• RECORDS PROVIDED:
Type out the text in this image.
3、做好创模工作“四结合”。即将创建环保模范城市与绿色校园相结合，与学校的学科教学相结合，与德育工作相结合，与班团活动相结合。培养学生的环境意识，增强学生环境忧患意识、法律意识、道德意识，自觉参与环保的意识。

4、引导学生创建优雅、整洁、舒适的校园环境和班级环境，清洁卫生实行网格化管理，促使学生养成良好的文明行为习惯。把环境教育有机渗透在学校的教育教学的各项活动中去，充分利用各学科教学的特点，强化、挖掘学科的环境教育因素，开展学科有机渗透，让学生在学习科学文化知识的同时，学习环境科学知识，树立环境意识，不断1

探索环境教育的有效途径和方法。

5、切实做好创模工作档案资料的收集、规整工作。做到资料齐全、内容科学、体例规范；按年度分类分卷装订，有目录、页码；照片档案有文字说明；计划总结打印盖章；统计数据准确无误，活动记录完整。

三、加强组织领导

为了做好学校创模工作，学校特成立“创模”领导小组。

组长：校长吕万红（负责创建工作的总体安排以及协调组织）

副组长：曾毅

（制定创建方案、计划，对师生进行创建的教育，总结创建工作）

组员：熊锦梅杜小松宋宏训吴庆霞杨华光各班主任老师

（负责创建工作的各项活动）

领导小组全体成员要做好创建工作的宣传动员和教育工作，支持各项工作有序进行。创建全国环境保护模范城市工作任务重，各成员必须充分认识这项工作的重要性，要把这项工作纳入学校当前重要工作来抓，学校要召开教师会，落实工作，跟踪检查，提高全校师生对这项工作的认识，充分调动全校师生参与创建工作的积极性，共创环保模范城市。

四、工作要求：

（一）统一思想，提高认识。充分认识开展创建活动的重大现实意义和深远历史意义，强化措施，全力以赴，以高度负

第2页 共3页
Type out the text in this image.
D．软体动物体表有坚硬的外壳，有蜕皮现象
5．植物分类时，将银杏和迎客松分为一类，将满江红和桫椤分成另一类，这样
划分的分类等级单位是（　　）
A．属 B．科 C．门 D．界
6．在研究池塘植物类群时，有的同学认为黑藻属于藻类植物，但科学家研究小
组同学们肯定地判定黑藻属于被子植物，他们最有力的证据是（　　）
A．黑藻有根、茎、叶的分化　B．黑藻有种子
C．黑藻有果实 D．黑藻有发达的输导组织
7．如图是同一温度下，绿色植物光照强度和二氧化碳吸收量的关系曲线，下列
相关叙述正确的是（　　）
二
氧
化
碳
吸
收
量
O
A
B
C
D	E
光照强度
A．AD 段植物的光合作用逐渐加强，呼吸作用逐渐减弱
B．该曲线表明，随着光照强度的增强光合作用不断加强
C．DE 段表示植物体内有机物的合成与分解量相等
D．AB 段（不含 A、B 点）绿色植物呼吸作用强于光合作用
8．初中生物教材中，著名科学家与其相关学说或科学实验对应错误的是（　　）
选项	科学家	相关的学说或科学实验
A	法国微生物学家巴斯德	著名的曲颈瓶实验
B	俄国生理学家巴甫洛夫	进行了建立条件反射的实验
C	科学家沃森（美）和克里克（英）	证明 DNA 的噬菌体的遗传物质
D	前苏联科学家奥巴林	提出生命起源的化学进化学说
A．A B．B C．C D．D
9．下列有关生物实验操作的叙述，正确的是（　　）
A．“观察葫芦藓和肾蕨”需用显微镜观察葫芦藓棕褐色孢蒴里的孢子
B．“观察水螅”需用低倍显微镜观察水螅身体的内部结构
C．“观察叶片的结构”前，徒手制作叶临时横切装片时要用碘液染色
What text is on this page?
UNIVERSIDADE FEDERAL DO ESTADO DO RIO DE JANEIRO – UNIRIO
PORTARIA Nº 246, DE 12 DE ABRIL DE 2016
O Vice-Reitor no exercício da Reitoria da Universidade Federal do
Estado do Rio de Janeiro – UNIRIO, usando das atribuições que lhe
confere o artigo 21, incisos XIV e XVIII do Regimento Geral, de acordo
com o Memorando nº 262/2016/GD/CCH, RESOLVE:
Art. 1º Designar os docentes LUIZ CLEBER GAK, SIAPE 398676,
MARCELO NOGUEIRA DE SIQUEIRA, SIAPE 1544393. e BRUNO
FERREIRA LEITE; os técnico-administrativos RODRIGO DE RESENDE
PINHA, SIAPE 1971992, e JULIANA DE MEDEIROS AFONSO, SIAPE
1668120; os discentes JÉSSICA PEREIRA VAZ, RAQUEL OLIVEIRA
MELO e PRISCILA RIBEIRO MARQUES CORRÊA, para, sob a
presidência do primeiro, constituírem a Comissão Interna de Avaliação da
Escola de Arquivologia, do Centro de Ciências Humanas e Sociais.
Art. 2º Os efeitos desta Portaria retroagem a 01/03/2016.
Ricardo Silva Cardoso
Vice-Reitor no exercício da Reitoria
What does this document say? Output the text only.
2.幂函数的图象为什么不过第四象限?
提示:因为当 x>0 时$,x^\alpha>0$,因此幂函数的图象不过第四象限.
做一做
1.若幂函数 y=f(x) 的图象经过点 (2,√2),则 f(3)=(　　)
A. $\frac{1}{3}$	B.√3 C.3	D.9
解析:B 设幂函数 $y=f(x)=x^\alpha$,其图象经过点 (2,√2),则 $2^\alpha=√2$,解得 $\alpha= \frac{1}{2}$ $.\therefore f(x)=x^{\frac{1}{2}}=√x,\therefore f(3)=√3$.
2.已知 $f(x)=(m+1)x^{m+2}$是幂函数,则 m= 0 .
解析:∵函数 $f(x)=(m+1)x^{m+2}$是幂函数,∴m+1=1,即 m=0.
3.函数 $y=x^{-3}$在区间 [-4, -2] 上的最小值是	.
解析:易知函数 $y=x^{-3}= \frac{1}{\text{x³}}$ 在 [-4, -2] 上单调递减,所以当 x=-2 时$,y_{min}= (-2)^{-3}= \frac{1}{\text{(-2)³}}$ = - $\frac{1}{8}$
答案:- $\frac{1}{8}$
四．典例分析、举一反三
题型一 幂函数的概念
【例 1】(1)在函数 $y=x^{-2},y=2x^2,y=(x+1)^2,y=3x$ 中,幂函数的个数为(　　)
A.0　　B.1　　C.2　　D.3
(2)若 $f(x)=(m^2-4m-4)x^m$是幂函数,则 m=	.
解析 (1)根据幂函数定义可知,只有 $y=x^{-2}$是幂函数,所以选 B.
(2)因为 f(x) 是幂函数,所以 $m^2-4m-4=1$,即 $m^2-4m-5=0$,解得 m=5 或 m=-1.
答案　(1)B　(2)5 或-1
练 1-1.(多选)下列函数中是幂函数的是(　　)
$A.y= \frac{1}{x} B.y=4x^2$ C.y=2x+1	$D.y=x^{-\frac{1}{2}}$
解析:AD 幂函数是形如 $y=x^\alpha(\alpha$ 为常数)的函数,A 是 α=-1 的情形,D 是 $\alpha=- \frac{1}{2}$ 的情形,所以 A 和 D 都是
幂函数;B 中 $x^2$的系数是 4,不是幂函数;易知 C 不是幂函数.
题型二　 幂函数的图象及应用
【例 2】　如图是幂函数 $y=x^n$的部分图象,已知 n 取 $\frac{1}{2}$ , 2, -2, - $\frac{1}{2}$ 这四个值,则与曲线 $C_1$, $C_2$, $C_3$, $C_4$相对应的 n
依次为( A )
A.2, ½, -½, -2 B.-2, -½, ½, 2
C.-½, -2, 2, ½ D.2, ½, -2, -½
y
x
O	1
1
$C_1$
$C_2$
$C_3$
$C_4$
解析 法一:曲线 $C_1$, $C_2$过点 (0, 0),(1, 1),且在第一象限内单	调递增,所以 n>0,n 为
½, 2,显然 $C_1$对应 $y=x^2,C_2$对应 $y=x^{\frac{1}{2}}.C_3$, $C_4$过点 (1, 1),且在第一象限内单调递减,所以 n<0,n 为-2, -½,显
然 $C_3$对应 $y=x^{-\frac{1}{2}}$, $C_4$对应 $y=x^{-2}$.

• WHAT NEEDS TO BE DONE: Show the lines of the material that contain the word "SIAPE".

• COMPLETE OUTPUT:
Art. 1º Designar os docentes LUIZ CLEBER GAK, SIAPE 398676,
MARCELO NOGUEIRA DE SIQUEIRA, SIAPE 1544393. e BRUNO
PINHA, SIAPE 1971992, e JULIANA DE MEDEIROS AFONSO, SIAPE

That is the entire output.